TASK REQUIREMENTS
Print the data that follows exactly.

INPUT MATERIAL
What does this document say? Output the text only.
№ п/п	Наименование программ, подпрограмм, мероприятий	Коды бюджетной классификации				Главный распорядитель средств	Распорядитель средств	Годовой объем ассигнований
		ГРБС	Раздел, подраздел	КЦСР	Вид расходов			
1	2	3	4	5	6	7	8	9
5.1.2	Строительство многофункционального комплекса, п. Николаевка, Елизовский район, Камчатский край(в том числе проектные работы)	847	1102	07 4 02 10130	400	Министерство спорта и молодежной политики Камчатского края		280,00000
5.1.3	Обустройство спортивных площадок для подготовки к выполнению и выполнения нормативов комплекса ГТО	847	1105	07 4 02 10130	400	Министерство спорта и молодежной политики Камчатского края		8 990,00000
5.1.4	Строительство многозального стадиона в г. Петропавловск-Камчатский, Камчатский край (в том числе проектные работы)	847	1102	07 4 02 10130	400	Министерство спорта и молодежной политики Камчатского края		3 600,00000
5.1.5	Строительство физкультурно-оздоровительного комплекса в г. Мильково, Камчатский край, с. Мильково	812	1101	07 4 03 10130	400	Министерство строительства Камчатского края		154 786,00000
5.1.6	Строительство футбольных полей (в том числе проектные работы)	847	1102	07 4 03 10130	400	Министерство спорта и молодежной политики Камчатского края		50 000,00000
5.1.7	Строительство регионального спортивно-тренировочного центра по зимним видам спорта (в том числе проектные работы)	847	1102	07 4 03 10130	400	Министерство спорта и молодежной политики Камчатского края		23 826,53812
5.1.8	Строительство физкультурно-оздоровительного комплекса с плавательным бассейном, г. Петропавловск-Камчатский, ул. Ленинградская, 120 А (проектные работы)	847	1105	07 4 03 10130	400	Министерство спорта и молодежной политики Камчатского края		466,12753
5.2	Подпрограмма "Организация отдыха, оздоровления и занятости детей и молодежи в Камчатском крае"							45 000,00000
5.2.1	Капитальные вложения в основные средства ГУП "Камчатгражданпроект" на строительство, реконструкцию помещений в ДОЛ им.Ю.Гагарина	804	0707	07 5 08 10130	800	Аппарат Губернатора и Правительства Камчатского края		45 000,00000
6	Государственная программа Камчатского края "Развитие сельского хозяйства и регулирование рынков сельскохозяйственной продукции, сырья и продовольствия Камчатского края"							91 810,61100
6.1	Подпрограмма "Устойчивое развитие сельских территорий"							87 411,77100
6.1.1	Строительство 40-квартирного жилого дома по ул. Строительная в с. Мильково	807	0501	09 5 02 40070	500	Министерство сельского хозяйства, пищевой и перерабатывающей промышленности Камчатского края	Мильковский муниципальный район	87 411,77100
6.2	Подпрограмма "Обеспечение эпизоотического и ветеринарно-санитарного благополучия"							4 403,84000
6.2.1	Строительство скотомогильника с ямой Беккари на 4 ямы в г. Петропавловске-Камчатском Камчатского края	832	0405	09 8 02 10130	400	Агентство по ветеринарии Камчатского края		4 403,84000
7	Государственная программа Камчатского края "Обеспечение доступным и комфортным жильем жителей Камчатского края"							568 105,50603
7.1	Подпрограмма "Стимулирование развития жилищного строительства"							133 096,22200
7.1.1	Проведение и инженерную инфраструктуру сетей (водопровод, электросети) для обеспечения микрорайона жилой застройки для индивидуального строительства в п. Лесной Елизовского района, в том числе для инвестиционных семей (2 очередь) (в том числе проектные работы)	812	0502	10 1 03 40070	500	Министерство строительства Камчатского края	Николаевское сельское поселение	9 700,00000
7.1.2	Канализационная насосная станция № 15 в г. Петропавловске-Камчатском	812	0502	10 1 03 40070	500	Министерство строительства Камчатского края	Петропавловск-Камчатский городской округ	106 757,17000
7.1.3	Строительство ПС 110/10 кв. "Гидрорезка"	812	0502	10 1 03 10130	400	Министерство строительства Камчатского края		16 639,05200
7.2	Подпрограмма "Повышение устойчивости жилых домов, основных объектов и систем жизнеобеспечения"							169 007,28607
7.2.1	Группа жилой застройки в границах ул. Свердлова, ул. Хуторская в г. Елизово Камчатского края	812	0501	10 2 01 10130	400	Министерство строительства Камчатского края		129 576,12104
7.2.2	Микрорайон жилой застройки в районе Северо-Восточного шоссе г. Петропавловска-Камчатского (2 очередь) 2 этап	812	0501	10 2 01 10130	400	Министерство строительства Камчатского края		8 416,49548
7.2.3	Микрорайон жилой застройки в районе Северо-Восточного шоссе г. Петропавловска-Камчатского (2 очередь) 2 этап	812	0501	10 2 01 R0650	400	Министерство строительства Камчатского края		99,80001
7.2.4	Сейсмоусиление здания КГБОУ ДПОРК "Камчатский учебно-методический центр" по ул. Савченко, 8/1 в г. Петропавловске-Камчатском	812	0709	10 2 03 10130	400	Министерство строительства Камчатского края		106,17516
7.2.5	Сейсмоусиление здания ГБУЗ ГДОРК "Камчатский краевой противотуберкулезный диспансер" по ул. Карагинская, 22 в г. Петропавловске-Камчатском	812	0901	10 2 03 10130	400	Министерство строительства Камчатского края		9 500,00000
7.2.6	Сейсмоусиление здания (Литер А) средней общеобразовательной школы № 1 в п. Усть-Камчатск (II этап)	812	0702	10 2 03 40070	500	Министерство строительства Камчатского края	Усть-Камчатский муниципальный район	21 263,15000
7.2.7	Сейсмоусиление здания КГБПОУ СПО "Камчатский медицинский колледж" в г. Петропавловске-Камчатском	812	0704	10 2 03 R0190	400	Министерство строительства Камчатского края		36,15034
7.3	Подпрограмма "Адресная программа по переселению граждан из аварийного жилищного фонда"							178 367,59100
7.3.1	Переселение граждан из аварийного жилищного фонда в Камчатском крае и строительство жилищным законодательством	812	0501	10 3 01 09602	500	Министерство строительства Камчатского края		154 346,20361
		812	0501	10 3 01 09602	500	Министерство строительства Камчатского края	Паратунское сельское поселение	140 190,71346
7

TASK SOLUTION
What does this document say? Output the text only.
№ п/п	Наименование программ, подпрограмм, мероприятий	Коды бюджетной классификации				Главный распорядитель средств	Распорядитель средств	Годовой объем ассигнований
		ГРБС	Раздел, подраздел	КЦСР	Вид расходов			
1	2	3	4	5	6	7	8	9
5.1.2	Строительство многофункционального комплекса, п. Николаевка, Елизовский район, Камчатский край(в том числе проектные работы)	847	1102	07 4 02 10130	400	Министерство спорта и молодежной политики Камчатского края		280,00000
5.1.3	Обустройство спортивных площадок для подготовки к выполнению и выполнения нормативов комплекса ГТО	847	1105	07 4 02 10130	400	Министерство спорта и молодежной политики Камчатского края		8 990,00000
5.1.4	Строительство многозального стадиона в г. Петропавловск-Камчатский, Камчатский край (в том числе проектные работы)	847	1102	07 4 02 10130	400	Министерство спорта и молодежной политики Камчатского края		3 600,00000
5.1.5	Строительство физкультурно-оздоровительного комплекса в г. Мильково, Камчатский край, с. Мильково	812	1101	07 4 03 10130	400	Министерство строительства Камчатского края		154 786,00000
5.1.6	Строительство футбольных полей (в том числе проектные работы)	847	1102	07 4 03 10130	400	Министерство спорта и молодежной политики Камчатского края		50 000,00000
5.1.7	Строительство регионального спортивно-тренировочного центра по зимним видам спорта (в том числе проектные работы)	847	1102	07 4 03 10130	400	Министерство спорта и молодежной политики Камчатского края		23 826,53812
5.1.8	Строительство физкультурно-оздоровительного комплекса с плавательным бассейном, г. Петропавловск-Камчатский, ул. Ленинградская, 120 А (проектные работы)	847	1105	07 4 03 10130	400	Министерство спорта и молодежной политики Камчатского края		466,12753
5.2	Подпрограмма "Организация отдыха, оздоровления и занятости детей и молодежи в Камчатском крае"							45 000,00000
5.2.1	Капитальные вложения в основные средства ГУП "Камчатгражданпроект" на строительство, реконструкцию помещений в ДОЛ им.Ю.Гагарина	804	0707	07 5 08 10130	800	Аппарат Губернатора и Правительства Камчатского края		45 000,00000
6	Государственная программа Камчатского края "Развитие сельского хозяйства и регулирование рынков сельскохозяйственной продукции, сырья и продовольствия Камчатского края"							91 810,61100
6.1	Подпрограмма "Устойчивое развитие сельских территорий"							87 411,77100
6.1.1	Строительство 40-квартирного жилого дома по ул. Строительная в с. Мильково	807	0501	09 5 02 40070	500	Министерство сельского хозяйства, пищевой и перерабатывающей промышленности Камчатского края	Мильковский муниципальный район	87 411,77100
6.2	Подпрограмма "Обеспечение эпизоотического и ветеринарно-санитарного благополучия"							4 403,84000
6.2.1	Строительство скотомогильника с ямой Беккари на 4 ямы в г. Петропавловске-Камчатском Камчатского края	832	0405	09 8 02 10130	400	Агентство по ветеринарии Камчатского края		4 403,84000
7	Государственная программа Камчатского края "Обеспечение доступным и комфортным жильем жителей Камчатского края"							568 105,50603
7.1	Подпрограмма "Стимулирование развития жилищного строительства"							133 096,22200
7.1.1	Проведение и инженерную инфраструктуру сетей (водопровод, электросети) для обеспечения микрорайона жилой застройки для индивидуального строительства в п. Лесной Елизовского района, в том числе для инвестиционных семей (2 очередь) (в том числе проектные работы)	812	0502	10 1 03 40070	500	Министерство строительства Камчатского края	Николаевское сельское поселение	9 700,00000
7.1.2	Канализационная насосная станция № 15 в г. Петропавловске-Камчатском	812	0502	10 1 03 40070	500	Министерство строительства Камчатского края	Петропавловск-Камчатский городской округ	106 757,17000
7.1.3	Строительство ПС 110/10 кв. "Гидрорезка"	812	0502	10 1 03 10130	400	Министерство строительства Камчатского края		16 639,05200
7.2	Подпрограмма "Повышение устойчивости жилых домов, основных объектов и систем жизнеобеспечения"							169 007,28607
7.2.1	Группа жилой застройки в границах ул. Свердлова, ул. Хуторская в г. Елизово Камчатского края	812	0501	10 2 01 10130	400	Министерство строительства Камчатского края		129 576,12104
7.2.2	Микрорайон жилой застройки в районе Северо-Восточного шоссе г. Петропавловска-Камчатского (2 очередь) 2 этап	812	0501	10 2 01 10130	400	Министерство строительства Камчатского края		8 416,49548
7.2.3	Микрорайон жилой застройки в районе Северо-Восточного шоссе г. Петропавловска-Камчатского (2 очередь) 2 этап	812	0501	10 2 01 R0650	400	Министерство строительства Камчатского края		99,80001
7.2.4	Сейсмоусиление здания КГБОУ ДПОРК "Камчатский учебно-методический центр" по ул. Савченко, 8/1 в г. Петропавловске-Камчатском	812	0709	10 2 03 10130	400	Министерство строительства Камчатского края		106,17516
7.2.5	Сейсмоусиление здания ГБУЗ ГДОРК "Камчатский краевой противотуберкулезный диспансер" по ул. Карагинская, 22 в г. Петропавловске-Камчатском	812	0901	10 2 03 10130	400	Министерство строительства Камчатского края		9 500,00000
7.2.6	Сейсмоусиление здания (Литер А) средней общеобразовательной школы № 1 в п. Усть-Камчатск (II этап)	812	0702	10 2 03 40070	500	Министерство строительства Камчатского края	Усть-Камчатский муниципальный район	21 263,15000
7.2.7	Сейсмоусиление здания КГБПОУ СПО "Камчатский медицинский колледж" в г. Петропавловске-Камчатском	812	0704	10 2 03 R0190	400	Министерство строительства Камчатского края		36,15034
7.3	Подпрограмма "Адресная программа по переселению граждан из аварийного жилищного фонда"							178 367,59100
7.3.1	Переселение граждан из аварийного жилищного фонда в Камчатском крае и строительство жилищным законодательством	812	0501	10 3 01 09602	500	Министерство строительства Камчатского края		154 346,20361
		812	0501	10 3 01 09602	500	Министерство строительства Камчатского края	Паратунское сельское поселение	140 190,71346
7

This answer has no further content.